Exercise details:
Copy each line of the data below with the word "relative".

[Dataset rows about figures]
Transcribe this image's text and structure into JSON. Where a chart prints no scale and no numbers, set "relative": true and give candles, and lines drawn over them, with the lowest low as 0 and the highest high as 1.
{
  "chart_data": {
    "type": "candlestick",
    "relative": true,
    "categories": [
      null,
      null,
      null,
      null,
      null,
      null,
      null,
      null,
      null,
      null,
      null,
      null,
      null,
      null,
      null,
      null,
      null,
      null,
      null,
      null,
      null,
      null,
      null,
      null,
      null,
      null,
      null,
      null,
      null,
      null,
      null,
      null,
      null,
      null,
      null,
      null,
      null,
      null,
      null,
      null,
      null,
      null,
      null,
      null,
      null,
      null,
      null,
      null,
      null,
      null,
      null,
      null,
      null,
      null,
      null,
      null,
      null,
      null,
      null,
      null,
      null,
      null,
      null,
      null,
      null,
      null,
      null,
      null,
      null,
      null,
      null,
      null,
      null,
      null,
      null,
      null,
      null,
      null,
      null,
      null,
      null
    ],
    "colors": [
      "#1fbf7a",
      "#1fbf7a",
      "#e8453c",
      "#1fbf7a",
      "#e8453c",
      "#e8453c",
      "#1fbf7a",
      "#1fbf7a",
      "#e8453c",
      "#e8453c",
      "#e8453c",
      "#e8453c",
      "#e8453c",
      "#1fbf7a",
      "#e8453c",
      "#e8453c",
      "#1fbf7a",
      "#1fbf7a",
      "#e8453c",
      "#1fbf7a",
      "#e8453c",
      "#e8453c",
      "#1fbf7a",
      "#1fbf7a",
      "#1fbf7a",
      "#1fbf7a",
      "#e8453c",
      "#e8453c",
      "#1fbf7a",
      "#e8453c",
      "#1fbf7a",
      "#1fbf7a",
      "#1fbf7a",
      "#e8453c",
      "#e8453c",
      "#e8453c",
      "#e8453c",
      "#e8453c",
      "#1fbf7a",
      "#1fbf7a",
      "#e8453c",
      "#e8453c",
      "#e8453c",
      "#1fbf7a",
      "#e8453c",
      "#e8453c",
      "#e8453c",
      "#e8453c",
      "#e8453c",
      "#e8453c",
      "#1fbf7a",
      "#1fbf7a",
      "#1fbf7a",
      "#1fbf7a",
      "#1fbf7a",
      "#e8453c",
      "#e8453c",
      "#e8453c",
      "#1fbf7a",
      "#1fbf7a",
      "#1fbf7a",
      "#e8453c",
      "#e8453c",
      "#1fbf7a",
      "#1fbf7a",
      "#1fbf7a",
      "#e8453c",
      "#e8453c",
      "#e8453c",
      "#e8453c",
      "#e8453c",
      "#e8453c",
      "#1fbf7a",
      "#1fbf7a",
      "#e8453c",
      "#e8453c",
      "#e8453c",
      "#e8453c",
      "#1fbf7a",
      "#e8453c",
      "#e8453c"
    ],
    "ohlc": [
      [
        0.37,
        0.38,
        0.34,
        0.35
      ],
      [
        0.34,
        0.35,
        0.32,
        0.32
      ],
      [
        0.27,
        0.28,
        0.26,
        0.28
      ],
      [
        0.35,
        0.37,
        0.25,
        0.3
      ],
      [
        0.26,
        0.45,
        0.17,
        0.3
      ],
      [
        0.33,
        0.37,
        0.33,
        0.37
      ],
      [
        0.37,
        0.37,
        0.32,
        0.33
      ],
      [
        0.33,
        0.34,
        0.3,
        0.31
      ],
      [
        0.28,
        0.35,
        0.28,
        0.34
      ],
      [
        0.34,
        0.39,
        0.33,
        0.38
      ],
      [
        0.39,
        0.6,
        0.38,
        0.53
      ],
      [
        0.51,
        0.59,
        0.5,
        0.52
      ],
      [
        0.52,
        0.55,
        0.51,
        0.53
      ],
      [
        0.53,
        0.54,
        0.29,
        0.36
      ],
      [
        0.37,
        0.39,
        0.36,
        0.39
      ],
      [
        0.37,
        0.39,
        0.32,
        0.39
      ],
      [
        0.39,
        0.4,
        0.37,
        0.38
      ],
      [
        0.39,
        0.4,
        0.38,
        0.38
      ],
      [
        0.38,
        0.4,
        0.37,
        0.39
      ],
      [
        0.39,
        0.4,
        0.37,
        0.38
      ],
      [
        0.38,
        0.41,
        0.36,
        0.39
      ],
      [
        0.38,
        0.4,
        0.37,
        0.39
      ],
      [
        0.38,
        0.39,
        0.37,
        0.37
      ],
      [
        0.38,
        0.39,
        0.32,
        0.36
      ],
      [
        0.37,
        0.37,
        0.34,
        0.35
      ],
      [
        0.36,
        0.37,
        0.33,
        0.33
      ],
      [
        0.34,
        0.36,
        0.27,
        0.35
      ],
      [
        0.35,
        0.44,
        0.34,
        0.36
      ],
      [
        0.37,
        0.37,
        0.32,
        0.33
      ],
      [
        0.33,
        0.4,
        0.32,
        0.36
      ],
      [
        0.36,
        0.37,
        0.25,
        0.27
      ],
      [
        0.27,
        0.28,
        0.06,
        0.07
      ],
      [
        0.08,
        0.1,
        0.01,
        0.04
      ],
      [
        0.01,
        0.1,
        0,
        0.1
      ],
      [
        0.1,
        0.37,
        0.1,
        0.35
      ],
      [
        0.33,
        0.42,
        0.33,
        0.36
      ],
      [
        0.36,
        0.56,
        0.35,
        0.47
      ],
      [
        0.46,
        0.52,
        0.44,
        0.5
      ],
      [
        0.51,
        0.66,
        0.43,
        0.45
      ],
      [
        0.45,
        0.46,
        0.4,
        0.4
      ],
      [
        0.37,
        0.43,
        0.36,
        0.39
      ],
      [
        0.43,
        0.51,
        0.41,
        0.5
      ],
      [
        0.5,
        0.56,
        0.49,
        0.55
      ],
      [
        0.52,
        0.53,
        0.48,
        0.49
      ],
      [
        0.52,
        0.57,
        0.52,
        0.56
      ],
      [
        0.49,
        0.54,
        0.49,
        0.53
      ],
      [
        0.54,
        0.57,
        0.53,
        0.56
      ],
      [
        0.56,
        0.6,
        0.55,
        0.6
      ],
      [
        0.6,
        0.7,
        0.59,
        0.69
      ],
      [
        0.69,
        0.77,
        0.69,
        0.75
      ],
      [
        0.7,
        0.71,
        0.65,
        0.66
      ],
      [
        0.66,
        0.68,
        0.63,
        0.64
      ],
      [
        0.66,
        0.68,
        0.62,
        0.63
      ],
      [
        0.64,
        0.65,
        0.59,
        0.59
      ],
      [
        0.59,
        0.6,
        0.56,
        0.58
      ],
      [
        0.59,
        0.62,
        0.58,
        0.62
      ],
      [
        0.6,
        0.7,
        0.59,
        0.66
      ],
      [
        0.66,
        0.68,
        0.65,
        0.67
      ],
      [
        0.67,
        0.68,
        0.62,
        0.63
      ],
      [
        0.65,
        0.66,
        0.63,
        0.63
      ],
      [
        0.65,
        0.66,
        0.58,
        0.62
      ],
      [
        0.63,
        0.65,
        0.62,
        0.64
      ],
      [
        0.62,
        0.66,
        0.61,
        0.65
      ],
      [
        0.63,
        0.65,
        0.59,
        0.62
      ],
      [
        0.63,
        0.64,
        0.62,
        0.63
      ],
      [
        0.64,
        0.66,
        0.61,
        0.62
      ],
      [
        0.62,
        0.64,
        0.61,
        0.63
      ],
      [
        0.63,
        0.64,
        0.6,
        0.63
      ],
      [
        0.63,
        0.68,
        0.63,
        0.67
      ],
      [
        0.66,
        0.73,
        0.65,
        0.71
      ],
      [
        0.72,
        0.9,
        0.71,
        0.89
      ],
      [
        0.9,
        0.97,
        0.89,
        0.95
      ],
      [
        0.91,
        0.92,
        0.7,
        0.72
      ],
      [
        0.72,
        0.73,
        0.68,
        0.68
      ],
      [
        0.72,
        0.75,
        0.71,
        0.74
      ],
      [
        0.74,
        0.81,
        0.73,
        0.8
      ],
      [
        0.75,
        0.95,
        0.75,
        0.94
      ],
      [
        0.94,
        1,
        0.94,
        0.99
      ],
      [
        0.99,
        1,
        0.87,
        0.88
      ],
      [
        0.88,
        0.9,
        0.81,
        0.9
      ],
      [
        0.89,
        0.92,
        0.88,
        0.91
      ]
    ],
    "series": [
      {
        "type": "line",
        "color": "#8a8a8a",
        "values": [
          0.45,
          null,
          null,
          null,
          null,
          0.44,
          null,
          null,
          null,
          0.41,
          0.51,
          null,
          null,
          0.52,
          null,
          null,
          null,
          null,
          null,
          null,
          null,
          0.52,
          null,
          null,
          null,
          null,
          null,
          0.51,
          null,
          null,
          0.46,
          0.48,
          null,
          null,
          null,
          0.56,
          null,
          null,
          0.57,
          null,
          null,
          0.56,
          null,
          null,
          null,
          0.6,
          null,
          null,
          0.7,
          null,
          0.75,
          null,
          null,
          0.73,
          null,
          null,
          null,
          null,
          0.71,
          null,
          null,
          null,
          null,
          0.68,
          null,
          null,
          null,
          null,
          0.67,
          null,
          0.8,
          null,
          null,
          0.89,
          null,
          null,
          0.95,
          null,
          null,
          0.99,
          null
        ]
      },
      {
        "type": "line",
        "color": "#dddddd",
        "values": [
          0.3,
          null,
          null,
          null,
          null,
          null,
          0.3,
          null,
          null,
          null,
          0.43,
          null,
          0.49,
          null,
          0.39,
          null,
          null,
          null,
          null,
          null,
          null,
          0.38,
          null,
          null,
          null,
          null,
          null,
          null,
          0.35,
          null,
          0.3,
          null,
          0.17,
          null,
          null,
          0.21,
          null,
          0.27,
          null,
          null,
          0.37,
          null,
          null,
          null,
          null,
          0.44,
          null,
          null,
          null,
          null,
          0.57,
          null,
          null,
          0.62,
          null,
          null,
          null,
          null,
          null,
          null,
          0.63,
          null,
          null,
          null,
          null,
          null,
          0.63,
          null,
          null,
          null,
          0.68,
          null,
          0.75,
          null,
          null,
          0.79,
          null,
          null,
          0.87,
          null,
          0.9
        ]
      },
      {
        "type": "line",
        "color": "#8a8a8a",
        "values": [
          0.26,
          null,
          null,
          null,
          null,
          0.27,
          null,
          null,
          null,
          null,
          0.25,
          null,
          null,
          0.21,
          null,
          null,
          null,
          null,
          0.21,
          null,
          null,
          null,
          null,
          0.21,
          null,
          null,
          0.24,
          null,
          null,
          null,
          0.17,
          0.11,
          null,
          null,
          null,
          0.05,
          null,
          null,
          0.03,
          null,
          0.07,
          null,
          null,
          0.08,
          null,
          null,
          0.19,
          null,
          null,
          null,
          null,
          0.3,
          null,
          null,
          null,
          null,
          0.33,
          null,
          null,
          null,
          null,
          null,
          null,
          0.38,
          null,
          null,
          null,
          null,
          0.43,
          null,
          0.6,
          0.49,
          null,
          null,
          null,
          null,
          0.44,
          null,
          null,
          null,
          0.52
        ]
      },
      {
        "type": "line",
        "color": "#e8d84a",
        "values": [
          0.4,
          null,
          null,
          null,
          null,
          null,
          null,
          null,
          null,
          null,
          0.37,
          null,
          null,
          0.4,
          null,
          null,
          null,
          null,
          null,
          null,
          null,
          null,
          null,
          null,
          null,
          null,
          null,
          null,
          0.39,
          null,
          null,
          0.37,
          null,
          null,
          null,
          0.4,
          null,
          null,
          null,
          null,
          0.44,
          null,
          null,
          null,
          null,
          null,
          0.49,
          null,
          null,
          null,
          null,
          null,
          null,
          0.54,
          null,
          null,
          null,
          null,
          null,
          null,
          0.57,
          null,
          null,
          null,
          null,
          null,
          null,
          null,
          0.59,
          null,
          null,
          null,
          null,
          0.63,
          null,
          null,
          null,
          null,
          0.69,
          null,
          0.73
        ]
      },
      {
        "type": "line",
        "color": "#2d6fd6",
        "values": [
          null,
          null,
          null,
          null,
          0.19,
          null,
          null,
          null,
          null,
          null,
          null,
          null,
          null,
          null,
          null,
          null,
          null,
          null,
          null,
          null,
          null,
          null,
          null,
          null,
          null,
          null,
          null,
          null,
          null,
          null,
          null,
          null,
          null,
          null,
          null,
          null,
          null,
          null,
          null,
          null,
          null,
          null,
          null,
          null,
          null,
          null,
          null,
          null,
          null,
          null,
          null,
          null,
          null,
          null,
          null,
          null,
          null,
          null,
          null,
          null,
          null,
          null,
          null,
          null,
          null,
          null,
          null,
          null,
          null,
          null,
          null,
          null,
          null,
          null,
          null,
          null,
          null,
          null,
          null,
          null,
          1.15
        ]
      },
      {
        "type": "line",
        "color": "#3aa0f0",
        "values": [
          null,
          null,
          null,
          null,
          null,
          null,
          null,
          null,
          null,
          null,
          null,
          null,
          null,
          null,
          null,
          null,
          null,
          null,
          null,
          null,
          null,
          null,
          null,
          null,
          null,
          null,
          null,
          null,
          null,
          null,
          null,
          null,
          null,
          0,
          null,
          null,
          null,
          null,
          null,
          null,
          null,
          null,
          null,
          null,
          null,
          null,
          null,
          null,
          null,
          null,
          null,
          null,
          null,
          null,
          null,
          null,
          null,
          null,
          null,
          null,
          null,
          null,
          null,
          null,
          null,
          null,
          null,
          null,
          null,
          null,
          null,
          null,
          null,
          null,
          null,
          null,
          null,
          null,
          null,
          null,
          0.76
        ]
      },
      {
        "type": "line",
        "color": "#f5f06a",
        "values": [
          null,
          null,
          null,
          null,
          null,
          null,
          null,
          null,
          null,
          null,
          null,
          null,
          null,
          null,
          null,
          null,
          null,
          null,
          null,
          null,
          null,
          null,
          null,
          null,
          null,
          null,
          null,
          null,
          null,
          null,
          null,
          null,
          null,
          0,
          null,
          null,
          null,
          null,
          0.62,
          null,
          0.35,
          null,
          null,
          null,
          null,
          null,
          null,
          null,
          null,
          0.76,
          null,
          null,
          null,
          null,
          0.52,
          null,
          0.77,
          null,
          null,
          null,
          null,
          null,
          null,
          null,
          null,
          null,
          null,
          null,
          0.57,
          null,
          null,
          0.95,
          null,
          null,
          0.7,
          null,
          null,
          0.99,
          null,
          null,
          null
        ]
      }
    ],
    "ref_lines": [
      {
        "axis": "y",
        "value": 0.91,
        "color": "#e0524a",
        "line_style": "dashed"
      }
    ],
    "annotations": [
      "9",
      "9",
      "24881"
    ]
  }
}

Exercise response:
Transcribe this image's text and structure into JSON. Where a chart prints no scale and no numbers, set "relative": true and give candles, and lines drawn over them, with the lowest low as 0 and the highest high as 1.
    "relative": true,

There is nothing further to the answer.